Records for this exercise -
* * * *

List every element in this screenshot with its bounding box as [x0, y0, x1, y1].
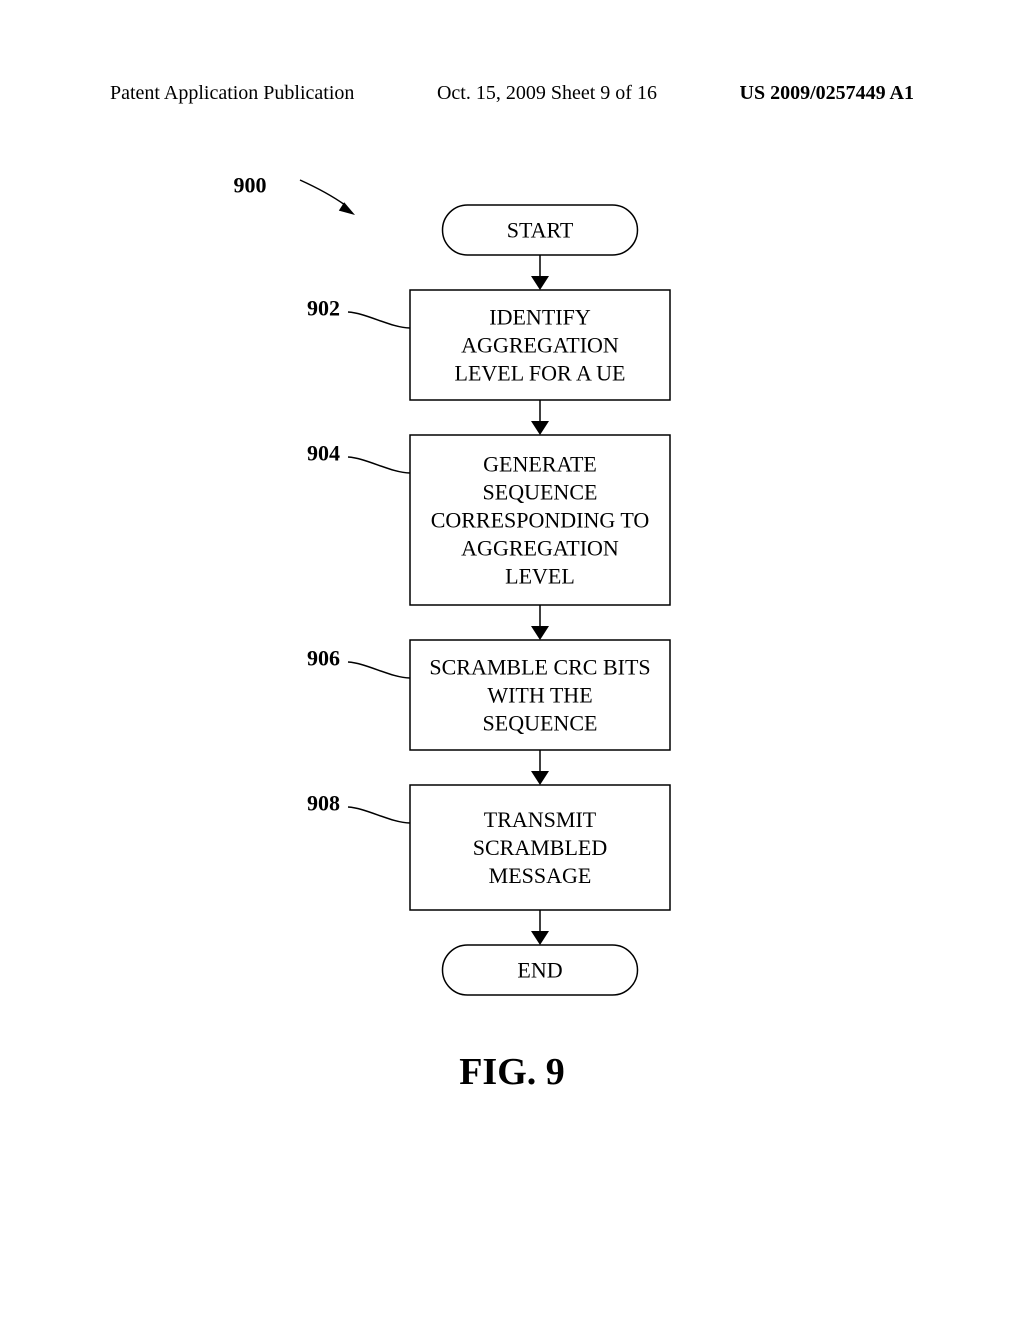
header-mid: Oct. 15, 2009 Sheet 9 of 16	[437, 82, 657, 105]
svg-text:AGGREGATION: AGGREGATION	[461, 536, 619, 561]
svg-text:LEVEL: LEVEL	[505, 564, 575, 589]
svg-text:906: 906	[307, 646, 340, 671]
svg-text:IDENTIFY: IDENTIFY	[489, 305, 591, 330]
svg-text:MESSAGE: MESSAGE	[489, 863, 592, 888]
flowchart: 900 START IDENTIFY AGGREGATION LEVEL FOR A U…	[0, 150, 1024, 1030]
svg-text:908: 908	[307, 791, 340, 816]
svg-text:SEQUENCE: SEQUENCE	[483, 480, 598, 505]
svg-text:SCRAMBLED: SCRAMBLED	[473, 835, 607, 860]
svg-text:SEQUENCE: SEQUENCE	[483, 711, 598, 736]
svg-text:LEVEL FOR A UE: LEVEL FOR A UE	[455, 361, 626, 386]
svg-text:WITH THE: WITH THE	[487, 683, 592, 708]
flowchart-container: 900 START IDENTIFY AGGREGATION LEVEL FOR A U…	[0, 150, 1024, 1035]
svg-text:904: 904	[307, 441, 340, 466]
header-left: Patent Application Publication	[110, 82, 354, 105]
svg-text:GENERATE: GENERATE	[483, 452, 597, 477]
svg-text:CORRESPONDING TO: CORRESPONDING TO	[431, 508, 650, 533]
svg-text:902: 902	[307, 296, 340, 321]
svg-text:START: START	[507, 218, 574, 243]
svg-text:900: 900	[234, 173, 267, 198]
page-header: Patent Application Publication Oct. 15, …	[0, 82, 1024, 105]
svg-text:SCRAMBLE CRC BITS: SCRAMBLE CRC BITS	[429, 655, 650, 680]
svg-text:TRANSMIT: TRANSMIT	[484, 807, 597, 832]
figure-caption: FIG. 9	[0, 1050, 1024, 1094]
header-right: US 2009/0257449 A1	[740, 82, 914, 105]
svg-text:END: END	[517, 958, 562, 983]
svg-text:AGGREGATION: AGGREGATION	[461, 333, 619, 358]
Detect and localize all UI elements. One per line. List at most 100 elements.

* * * *

Stated exercise - Reproduce the data above word for word, leaving out the pictures.

Complete response -
List every element in this screenshot with its bounding box as [x0, y0, x1, y1].
header-mid: Oct. 15, 2009 Sheet 9 of 16	[437, 82, 657, 105]
svg-text:AGGREGATION: AGGREGATION	[461, 536, 619, 561]
svg-text:LEVEL: LEVEL	[505, 564, 575, 589]
svg-text:906: 906	[307, 646, 340, 671]
svg-text:IDENTIFY: IDENTIFY	[489, 305, 591, 330]
svg-text:MESSAGE: MESSAGE	[489, 863, 592, 888]
flowchart: 900 START IDENTIFY AGGREGATION LEVEL FOR A U…	[0, 150, 1024, 1030]
svg-text:908: 908	[307, 791, 340, 816]
svg-text:SEQUENCE: SEQUENCE	[483, 480, 598, 505]
svg-text:SCRAMBLED: SCRAMBLED	[473, 835, 607, 860]
svg-text:SEQUENCE: SEQUENCE	[483, 711, 598, 736]
svg-text:LEVEL FOR A UE: LEVEL FOR A UE	[455, 361, 626, 386]
svg-text:WITH THE: WITH THE	[487, 683, 592, 708]
flowchart-container: 900 START IDENTIFY AGGREGATION LEVEL FOR A U…	[0, 150, 1024, 1035]
svg-text:904: 904	[307, 441, 340, 466]
header-left: Patent Application Publication	[110, 82, 354, 105]
svg-text:GENERATE: GENERATE	[483, 452, 597, 477]
svg-text:CORRESPONDING TO: CORRESPONDING TO	[431, 508, 650, 533]
svg-text:902: 902	[307, 296, 340, 321]
svg-text:START: START	[507, 218, 574, 243]
svg-text:900: 900	[234, 173, 267, 198]
page-header: Patent Application Publication Oct. 15, …	[0, 82, 1024, 105]
svg-text:SCRAMBLE CRC BITS: SCRAMBLE CRC BITS	[429, 655, 650, 680]
svg-text:TRANSMIT: TRANSMIT	[484, 807, 597, 832]
figure-caption: FIG. 9	[0, 1050, 1024, 1094]
header-right: US 2009/0257449 A1	[740, 82, 914, 105]
svg-text:END: END	[517, 958, 562, 983]
svg-text:AGGREGATION: AGGREGATION	[461, 333, 619, 358]
Detect and localize all UI elements. One per line. List at most 100 elements.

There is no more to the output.